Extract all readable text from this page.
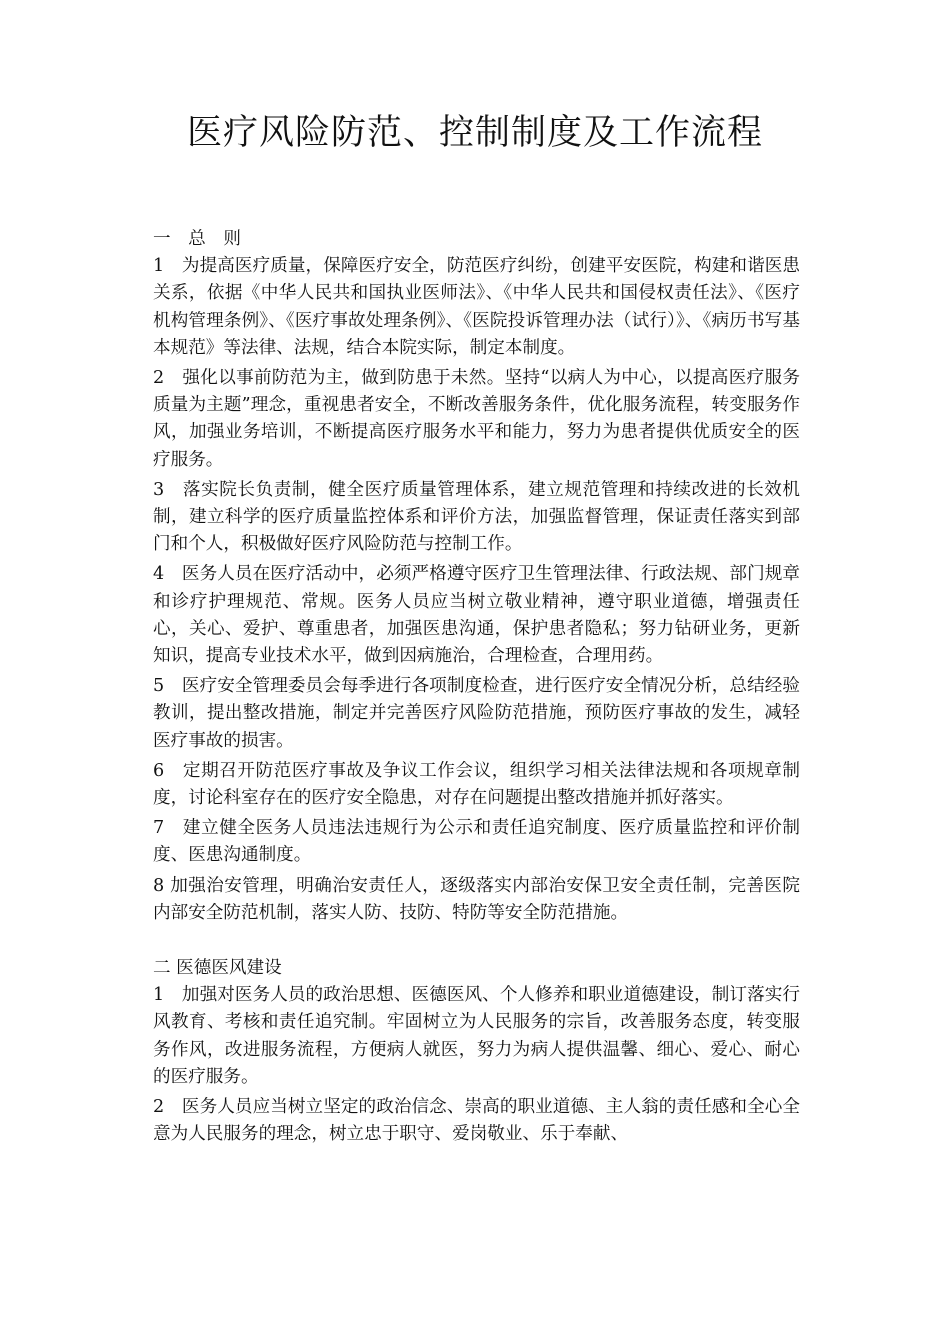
医疗风险防范、控制制度及工作流程

一 总 则

1　为提高医疗质量，保障医疗安全，防范医疗纠纷，创建平安医院，构建和谐医患关系，依据《中华人民共和国执业医师法》、《中华人民共和国侵权责任法》、《医疗机构管理条例》、《医疗事故处理条例》、《医院投诉管理办法（试行）》、《病历书写基本规范》等法律、法规，结合本院实际，制定本制度。

2　强化以事前防范为主，做到防患于未然。坚持“以病人为中心，以提高医疗服务质量为主题”理念，重视患者安全，不断改善服务条件，优化服务流程，转变服务作风，加强业务培训，不断提高医疗服务水平和能力，努力为患者提供优质安全的医疗服务。

3　落实院长负责制，健全医疗质量管理体系，建立规范管理和持续改进的长效机制，建立科学的医疗质量监控体系和评价方法，加强监督管理，保证责任落实到部门和个人，积极做好医疗风险防范与控制工作。

4　医务人员在医疗活动中，必须严格遵守医疗卫生管理法律、行政法规、部门规章和诊疗护理规范、常规。医务人员应当树立敬业精神，遵守职业道德，增强责任心，关心、爱护、尊重患者，加强医患沟通，保护患者隐私；努力钻研业务，更新知识，提高专业技术水平，做到因病施治，合理检查，合理用药。

5　医疗安全管理委员会每季进行各项制度检查，进行医疗安全情况分析，总结经验教训，提出整改措施，制定并完善医疗风险防范措施，预防医疗事故的发生，减轻医疗事故的损害。

6　定期召开防范医疗事故及争议工作会议，组织学习相关法律法规和各项规章制度，讨论科室存在的医疗安全隐患，对存在问题提出整改措施并抓好落实。

7　建立健全医务人员违法违规行为公示和责任追究制度、医疗质量监控和评价制度、医患沟通制度。

8 加强治安管理，明确治安责任人，逐级落实内部治安保卫安全责任制，完善医院内部安全防范机制，落实人防、技防、特防等安全防范措施。

二 医德医风建设

1　加强对医务人员的政治思想、医德医风、个人修养和职业道德建设，制订落实行风教育、考核和责任追究制。牢固树立为人民服务的宗旨，改善服务态度，转变服务作风，改进服务流程，方便病人就医，努力为病人提供温馨、细心、爱心、耐心的医疗服务。

2　医务人员应当树立坚定的政治信念、崇高的职业道德、主人翁的责任感和全心全意为人民服务的理念，树立忠于职守、爱岗敬业、乐于奉献、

○ ○ ○ ○ ○

WHAT IS ASKED: Reproduce the records, all of them, word for word; omit the pictures.

SOLUTION FOR THIS PROBLEM:
Extract all readable text from this page.
医疗风险防范、控制制度及工作流程

一 总 则

1　为提高医疗质量，保障医疗安全，防范医疗纠纷，创建平安医院，构建和谐医患关系，依据《中华人民共和国执业医师法》、《中华人民共和国侵权责任法》、《医疗机构管理条例》、《医疗事故处理条例》、《医院投诉管理办法（试行）》、《病历书写基本规范》等法律、法规，结合本院实际，制定本制度。

2　强化以事前防范为主，做到防患于未然。坚持“以病人为中心，以提高医疗服务质量为主题”理念，重视患者安全，不断改善服务条件，优化服务流程，转变服务作风，加强业务培训，不断提高医疗服务水平和能力，努力为患者提供优质安全的医疗服务。

3　落实院长负责制，健全医疗质量管理体系，建立规范管理和持续改进的长效机制，建立科学的医疗质量监控体系和评价方法，加强监督管理，保证责任落实到部门和个人，积极做好医疗风险防范与控制工作。

4　医务人员在医疗活动中，必须严格遵守医疗卫生管理法律、行政法规、部门规章和诊疗护理规范、常规。医务人员应当树立敬业精神，遵守职业道德，增强责任心，关心、爱护、尊重患者，加强医患沟通，保护患者隐私；努力钻研业务，更新知识，提高专业技术水平，做到因病施治，合理检查，合理用药。

5　医疗安全管理委员会每季进行各项制度检查，进行医疗安全情况分析，总结经验教训，提出整改措施，制定并完善医疗风险防范措施，预防医疗事故的发生，减轻医疗事故的损害。

6　定期召开防范医疗事故及争议工作会议，组织学习相关法律法规和各项规章制度，讨论科室存在的医疗安全隐患，对存在问题提出整改措施并抓好落实。

7　建立健全医务人员违法违规行为公示和责任追究制度、医疗质量监控和评价制度、医患沟通制度。

8 加强治安管理，明确治安责任人，逐级落实内部治安保卫安全责任制，完善医院内部安全防范机制，落实人防、技防、特防等安全防范措施。

二 医德医风建设

1　加强对医务人员的政治思想、医德医风、个人修养和职业道德建设，制订落实行风教育、考核和责任追究制。牢固树立为人民服务的宗旨，改善服务态度，转变服务作风，改进服务流程，方便病人就医，努力为病人提供温馨、细心、爱心、耐心的医疗服务。

2　医务人员应当树立坚定的政治信念、崇高的职业道德、主人翁的责任感和全心全意为人民服务的理念，树立忠于职守、爱岗敬业、乐于奉献、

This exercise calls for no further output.